図2図2は、スラリーの測定データに基づいて描かれるナイキスト線図の一例を示す図である。
図3A図3Aは、スラリーの電気特性を表す等価回路の構成を示す回路図である。
図3B図3Bは、図3Aに示した等価回路を用いた等価回路解析により、図2に示したナイキスト線図におけるスラリーの材料成分を観念的に示した図である。
図4図4は、スラリーのナイキスト線図におけるピーク周波数に対応する材料を示す対応テーブルを説明するための図である。
図5図5は、測定装置に含まれる処理部の機能構成例を示すブロック図である。
図6図6は、本実施形態におけるスラリーの状態を測定するための測定方法を示すフローチャートである。
【発明を実施するための形態】
【0010】
以下、添付図面を参照しながら本発明の実施形態について説明する。本明細書においては、全体を通じて、同一の要素には同一の符号を付する。
【0011】
図1は、本実施形態における測定システムの構成を示す概略図である。
【0012】
測定システム100は、スラリーSの状態を測定するための状態測定システムである。
【0013】
スラリーSは、電気特性が異なる複数の材料を含有する混合液であり、液槽Xに貯蔵されている。スラリーSには、導電助剤Xa及び活物質Xbが溶媒Xcに混合されている。
【0014】
スラリーSは、カーボンナノチューブを少なくとも含む導電助剤Xaと、ニッケル及びコバルトを少なくとも含む活物質Xbと、非イオン性高分子を少なくとも含む分散剤と、Nメチル2ピロリドンを含む溶媒Xcと、を含む。
【0015】
導電助剤Xaとしては、例えば、短尺、長尺、単層(シングル)又は多層(マルチ)などの一種類のカーボンナノチューブ、或いは、これらのうち少なくとも二種類以上のカーボンナノチューブが用いられる。
【0016】
活物質Xbとしては、ニッケル及びコバルトを少なくとも含む層状岩塩型の活物質が用いられる。例えば、活物質Xbとしては、ニッケルと、コバルトと、マンガン、アルミニウム、チタン及びマグネシウムのいずれか一つの物質と、を固溶した層状岩塩型の活物質が用いられる。本実施形態では、活物質XbとしてNaFeO2型構造を持つ層状岩塩型の活物質が用いられ、具体例として、ニッケル・コバルト・マンガン酸リチウム(NCM)及びニッケル・コバルト・アルミニウムの酸化物(NCA)などが挙げられる。
【0017】
また、非イオン性高分子としては、例えば、ポリビニルピロリドン(PVP)、グリセリン脂肪酸エステル、脂肪アルコールエトキシレート、及びポリオキシエチレンアルキルフェニルエーテルが挙げられる。分散剤としては、非イオン性高分子の他に、例えば、カルボキシメチルセルロース、カルボキシメチルセルロースナトリウム、及び、これらをナノファイバー状に加工したものなどが挙げられる。

*収集データ:*
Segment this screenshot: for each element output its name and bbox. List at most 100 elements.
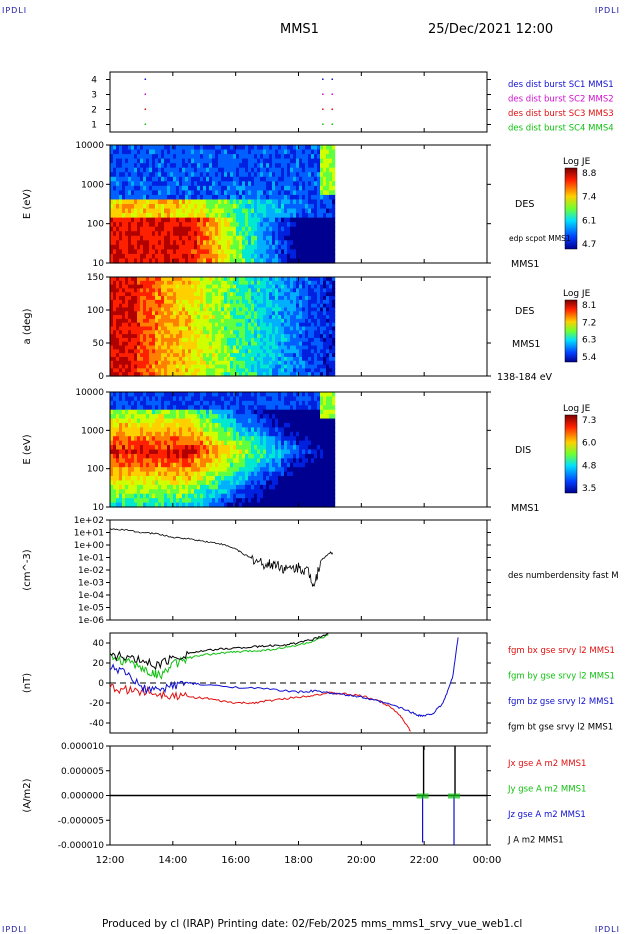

*演習課題:*
1) スラリー測定の文書から、「図3B図3Bは、図3Aに示し」から「を示すフローチャートである。」までの範囲を両端も含めて一字一句変えずに書き出してください。
2) 次の(a)〜(c)がスラリー測定の文書の記述と一致するかを、それぞれ「はい」か「いいえ」で答えてください。判断の根拠となる文書中の語句もそのまま引用してください。
(a) スラリーSは液槽Xに貯蔵されている。
(b) 本実施形態では、活物質Xbとしてスピネル型構造を持つ活物質が用いられる。
(c) 分散剤の例として、非イオン性高分子のほかにカルボキシメチルセルロースが挙げられている。
3) スラリー測定の文書を、最後の文の次から引き継いで書き進めてください。

*解答:*
1)
図3B図3Bは、図3Aに示した等価回路を用いた等価回路解析により、図2に示したナイキスト線図におけるスラリーの材料成分を観念的に示した図である。
図4図4は、スラリーのナイキスト線図におけるピーク周波数に対応する材料を示す対応テーブルを説明するための図である。
図5図5は、測定装置に含まれる処理部の機能構成例を示すブロック図である。
図6図6は、本実施形態におけるスラリーの状態を測定するための測定方法を示すフローチャートである。

2)
(a) はい。「液槽Xに貯蔵されている」
(b) いいえ。「活物質XbとしてNaFeO2型構造を持つ層状岩塩型の活物質が用いられ」
(c) はい。「分散剤としては、非イオン性高分子の他に、例えば、カルボキシメチルセルロース」

3)
【0018】
本実施形態のスラリーSにおいては、溶媒XcがNメチル2ピロリドン(NMP)であり、活物質Xbがニッケル・コバルト・マンガン酸リチウム(NCM)であり、分散剤が少なくともポリビニルピロリドン(PVP)を含む。そして第一の導電助剤Xaが単相のカーボンナノチューブ(sw-CNT)であり、第二の導電助剤Xaが多層のカーボンナノチューブ(mw-CNT)である。スラリーSには、バインダは含まれていない。
【0019】
測定システム100は、スラリーSを収容する液槽Xに浸される電極部1と、電極部1に接続された測定装置2と、を備える。
【0020】
電極部1は、スラリーSに交流信号を印加するための部品である。本実施形態における電極部1は、互いに対向するように液槽Xの周壁に設けられる一対の電極から構成されている。電極部1は、これに限定されるものではなく、例えば、複数の電極から構成されてもよい。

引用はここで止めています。